* **What you will do**
Please count the lines in the listing below that contain the string "logo" and give only the number.

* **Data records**

## start

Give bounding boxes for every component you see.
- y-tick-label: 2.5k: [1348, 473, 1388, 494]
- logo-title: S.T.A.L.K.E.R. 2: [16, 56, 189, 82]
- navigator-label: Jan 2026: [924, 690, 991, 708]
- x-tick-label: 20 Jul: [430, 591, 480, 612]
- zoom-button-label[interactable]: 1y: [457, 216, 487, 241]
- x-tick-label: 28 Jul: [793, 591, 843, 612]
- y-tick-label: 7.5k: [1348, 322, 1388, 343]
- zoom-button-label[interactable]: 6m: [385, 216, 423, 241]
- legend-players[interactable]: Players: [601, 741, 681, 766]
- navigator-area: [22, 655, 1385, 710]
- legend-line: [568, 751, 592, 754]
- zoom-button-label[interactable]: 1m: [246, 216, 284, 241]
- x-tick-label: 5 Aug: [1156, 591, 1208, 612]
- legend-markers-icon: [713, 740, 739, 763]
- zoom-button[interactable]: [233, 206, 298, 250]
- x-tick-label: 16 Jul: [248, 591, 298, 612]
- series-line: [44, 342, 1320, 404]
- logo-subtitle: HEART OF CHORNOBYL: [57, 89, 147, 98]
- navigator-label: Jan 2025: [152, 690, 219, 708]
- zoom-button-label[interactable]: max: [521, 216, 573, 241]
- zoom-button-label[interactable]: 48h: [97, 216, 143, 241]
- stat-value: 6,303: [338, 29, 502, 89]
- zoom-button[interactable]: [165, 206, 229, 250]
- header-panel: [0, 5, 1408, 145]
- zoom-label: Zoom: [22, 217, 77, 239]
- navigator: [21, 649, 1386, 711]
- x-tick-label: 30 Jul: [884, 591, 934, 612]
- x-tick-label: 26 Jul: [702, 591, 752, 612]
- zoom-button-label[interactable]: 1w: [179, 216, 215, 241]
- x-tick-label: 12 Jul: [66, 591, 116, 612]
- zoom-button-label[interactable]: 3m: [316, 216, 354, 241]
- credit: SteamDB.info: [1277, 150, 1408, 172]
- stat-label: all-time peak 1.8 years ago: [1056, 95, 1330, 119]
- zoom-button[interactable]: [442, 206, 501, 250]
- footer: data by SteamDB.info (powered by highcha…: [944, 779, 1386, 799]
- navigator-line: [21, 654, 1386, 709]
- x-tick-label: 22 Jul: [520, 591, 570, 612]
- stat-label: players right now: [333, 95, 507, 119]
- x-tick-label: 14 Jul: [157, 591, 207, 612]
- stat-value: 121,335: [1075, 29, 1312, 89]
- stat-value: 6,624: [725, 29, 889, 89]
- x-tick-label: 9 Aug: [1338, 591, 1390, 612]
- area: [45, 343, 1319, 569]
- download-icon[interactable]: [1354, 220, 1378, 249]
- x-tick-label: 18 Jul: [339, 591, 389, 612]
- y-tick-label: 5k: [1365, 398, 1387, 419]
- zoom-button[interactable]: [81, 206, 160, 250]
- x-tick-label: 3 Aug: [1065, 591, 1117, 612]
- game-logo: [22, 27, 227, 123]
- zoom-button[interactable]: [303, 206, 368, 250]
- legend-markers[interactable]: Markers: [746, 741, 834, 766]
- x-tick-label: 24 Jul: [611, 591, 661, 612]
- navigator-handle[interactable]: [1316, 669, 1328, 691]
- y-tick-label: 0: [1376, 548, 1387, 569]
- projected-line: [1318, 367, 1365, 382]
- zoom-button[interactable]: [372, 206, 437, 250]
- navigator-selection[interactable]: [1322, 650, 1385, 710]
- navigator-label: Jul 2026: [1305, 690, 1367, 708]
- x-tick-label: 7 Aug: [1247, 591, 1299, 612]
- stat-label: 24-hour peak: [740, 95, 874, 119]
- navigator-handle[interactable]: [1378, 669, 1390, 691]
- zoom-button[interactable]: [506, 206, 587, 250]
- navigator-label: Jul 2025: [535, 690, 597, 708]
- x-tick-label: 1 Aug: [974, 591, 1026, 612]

## end

* **Correct response**
3